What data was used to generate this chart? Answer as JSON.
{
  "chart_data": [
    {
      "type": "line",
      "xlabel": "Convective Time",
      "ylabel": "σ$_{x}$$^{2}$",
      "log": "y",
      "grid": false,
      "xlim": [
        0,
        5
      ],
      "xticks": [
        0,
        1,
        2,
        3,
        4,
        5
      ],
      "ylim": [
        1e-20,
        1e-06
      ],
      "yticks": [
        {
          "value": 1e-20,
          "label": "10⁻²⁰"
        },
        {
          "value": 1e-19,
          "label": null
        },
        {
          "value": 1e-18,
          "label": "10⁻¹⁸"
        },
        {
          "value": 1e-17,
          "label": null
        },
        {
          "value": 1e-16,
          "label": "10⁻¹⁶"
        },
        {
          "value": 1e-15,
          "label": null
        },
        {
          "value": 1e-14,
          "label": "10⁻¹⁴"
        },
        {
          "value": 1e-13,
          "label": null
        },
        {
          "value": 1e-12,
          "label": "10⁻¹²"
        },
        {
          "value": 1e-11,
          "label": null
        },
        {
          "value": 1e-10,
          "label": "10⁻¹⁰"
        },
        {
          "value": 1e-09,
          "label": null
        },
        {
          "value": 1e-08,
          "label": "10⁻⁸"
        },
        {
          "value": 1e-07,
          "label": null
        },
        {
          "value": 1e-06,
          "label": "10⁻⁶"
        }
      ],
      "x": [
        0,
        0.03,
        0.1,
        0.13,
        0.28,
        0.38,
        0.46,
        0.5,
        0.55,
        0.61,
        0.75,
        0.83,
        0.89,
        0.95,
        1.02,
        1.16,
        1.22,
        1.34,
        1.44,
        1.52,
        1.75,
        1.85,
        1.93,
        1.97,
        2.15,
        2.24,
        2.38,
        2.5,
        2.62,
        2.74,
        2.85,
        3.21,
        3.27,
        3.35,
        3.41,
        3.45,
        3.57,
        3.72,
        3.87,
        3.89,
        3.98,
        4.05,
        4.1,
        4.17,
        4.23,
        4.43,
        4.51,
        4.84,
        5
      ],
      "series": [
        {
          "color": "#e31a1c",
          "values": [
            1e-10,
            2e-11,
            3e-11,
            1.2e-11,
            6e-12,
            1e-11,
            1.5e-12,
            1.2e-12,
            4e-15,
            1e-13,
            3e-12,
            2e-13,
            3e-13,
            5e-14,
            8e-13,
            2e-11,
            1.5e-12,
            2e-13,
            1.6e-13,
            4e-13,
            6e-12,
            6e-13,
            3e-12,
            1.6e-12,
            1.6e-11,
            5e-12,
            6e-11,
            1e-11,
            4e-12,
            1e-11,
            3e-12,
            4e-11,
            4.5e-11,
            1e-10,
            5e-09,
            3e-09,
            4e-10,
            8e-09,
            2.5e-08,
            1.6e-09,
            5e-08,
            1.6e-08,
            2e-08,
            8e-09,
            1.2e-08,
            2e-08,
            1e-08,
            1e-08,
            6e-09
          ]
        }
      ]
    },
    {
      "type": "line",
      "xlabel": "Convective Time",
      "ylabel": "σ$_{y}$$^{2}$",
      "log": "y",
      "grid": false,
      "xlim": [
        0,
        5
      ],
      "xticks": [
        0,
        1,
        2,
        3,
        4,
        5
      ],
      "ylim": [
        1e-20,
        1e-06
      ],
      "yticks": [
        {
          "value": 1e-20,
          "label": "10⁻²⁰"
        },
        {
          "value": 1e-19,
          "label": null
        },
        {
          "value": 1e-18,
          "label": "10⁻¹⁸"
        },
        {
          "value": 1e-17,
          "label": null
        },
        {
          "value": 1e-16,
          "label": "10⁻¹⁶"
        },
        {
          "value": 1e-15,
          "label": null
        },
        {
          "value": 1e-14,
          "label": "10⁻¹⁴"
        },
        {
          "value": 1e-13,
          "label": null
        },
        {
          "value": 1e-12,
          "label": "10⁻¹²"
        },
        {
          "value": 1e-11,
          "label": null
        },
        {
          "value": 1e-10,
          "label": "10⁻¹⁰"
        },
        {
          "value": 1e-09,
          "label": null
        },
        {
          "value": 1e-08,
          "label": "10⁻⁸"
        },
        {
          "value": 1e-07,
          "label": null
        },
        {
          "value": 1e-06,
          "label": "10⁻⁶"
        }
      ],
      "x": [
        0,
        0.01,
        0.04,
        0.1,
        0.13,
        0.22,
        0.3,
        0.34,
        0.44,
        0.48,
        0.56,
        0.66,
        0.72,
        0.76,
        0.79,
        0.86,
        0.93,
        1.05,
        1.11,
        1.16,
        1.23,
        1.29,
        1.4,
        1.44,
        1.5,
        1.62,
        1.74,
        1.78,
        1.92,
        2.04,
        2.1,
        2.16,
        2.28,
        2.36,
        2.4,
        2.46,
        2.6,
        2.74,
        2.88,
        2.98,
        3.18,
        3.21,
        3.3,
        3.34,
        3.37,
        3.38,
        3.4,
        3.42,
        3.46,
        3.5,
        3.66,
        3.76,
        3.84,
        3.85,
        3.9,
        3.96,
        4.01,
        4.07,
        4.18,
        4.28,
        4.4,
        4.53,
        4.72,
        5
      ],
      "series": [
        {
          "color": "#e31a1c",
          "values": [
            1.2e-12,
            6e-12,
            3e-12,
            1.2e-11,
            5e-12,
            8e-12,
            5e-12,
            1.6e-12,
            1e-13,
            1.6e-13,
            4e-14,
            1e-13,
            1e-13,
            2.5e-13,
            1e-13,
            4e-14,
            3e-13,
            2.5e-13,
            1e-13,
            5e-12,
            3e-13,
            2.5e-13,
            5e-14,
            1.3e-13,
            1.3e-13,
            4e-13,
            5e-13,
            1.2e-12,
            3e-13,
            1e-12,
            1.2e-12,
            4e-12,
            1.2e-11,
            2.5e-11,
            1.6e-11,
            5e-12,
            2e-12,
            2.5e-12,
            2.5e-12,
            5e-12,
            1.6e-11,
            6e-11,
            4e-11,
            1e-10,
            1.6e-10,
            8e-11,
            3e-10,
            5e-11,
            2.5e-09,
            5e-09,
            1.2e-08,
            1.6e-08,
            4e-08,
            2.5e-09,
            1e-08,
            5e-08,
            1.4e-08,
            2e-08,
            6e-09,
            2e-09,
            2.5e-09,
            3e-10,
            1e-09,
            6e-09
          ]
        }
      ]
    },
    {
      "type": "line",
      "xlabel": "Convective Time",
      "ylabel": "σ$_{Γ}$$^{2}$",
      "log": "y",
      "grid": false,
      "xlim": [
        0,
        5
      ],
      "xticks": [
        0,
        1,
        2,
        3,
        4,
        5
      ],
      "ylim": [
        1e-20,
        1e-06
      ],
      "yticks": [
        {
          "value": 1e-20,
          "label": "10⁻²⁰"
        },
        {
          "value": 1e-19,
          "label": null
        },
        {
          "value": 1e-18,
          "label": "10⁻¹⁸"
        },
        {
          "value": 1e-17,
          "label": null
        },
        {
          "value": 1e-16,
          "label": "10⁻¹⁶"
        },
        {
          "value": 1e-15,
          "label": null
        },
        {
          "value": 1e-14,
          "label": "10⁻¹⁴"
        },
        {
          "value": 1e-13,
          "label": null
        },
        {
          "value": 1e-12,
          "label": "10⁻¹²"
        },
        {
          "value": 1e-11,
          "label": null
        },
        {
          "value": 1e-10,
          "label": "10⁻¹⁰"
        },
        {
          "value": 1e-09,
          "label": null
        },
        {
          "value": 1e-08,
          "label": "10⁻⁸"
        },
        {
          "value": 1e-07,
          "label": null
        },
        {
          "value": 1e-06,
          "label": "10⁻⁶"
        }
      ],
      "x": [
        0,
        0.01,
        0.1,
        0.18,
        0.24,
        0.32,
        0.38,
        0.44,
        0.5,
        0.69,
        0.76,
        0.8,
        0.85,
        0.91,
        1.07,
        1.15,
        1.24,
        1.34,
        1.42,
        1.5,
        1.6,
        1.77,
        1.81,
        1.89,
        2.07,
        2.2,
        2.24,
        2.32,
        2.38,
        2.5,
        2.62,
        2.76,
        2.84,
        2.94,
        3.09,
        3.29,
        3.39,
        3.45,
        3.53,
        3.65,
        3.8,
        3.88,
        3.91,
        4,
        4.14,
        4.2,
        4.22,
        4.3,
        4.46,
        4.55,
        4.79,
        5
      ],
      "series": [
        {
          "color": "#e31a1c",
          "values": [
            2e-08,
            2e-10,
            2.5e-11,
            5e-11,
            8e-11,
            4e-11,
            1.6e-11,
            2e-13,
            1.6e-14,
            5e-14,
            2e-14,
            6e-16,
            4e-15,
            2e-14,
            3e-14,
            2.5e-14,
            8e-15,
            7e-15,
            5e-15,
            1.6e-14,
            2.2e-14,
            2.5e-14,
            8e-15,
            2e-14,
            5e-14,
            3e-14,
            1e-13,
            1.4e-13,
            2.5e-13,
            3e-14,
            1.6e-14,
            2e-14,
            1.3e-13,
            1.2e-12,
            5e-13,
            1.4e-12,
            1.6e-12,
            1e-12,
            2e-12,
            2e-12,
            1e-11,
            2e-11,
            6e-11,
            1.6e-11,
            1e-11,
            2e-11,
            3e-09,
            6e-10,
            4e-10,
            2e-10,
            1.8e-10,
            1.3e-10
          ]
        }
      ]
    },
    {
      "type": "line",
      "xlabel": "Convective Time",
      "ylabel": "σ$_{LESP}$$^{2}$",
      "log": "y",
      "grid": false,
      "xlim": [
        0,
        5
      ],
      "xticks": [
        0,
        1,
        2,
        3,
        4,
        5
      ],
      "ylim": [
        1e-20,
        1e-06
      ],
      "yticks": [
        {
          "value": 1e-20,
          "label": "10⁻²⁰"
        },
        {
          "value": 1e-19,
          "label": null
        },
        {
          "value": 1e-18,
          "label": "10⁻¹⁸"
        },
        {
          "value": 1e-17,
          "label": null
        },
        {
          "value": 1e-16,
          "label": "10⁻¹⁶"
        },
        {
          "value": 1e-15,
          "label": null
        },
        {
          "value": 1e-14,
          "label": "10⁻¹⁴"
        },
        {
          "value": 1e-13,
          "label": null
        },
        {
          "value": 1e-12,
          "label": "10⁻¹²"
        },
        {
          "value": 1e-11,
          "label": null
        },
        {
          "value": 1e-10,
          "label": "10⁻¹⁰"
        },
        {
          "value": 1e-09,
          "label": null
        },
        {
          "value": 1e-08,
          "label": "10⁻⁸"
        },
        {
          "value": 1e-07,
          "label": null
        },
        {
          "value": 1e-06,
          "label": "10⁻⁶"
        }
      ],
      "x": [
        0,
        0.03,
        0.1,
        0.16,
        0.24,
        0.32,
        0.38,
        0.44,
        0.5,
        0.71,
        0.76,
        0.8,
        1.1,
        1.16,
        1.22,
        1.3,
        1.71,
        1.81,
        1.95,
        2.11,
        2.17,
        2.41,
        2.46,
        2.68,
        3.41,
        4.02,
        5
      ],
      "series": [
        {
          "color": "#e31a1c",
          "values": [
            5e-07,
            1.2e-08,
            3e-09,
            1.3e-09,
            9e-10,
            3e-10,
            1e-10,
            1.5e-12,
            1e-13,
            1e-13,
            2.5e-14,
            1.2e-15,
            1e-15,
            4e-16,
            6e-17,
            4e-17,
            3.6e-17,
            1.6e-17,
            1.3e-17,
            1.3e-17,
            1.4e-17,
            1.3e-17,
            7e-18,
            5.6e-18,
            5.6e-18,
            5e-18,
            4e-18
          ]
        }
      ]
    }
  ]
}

• • • •

Exercise requirements: Find the lines with the string "ylabel" and reproduce them.

Full answer:
      "ylabel": "σ$_{x}$$^{2}$",
      "ylabel": "σ$_{y}$$^{2}$",
      "ylabel": "σ$_{Γ}$$^{2}$",
      "ylabel": "σ$_{LESP}$$^{2}$",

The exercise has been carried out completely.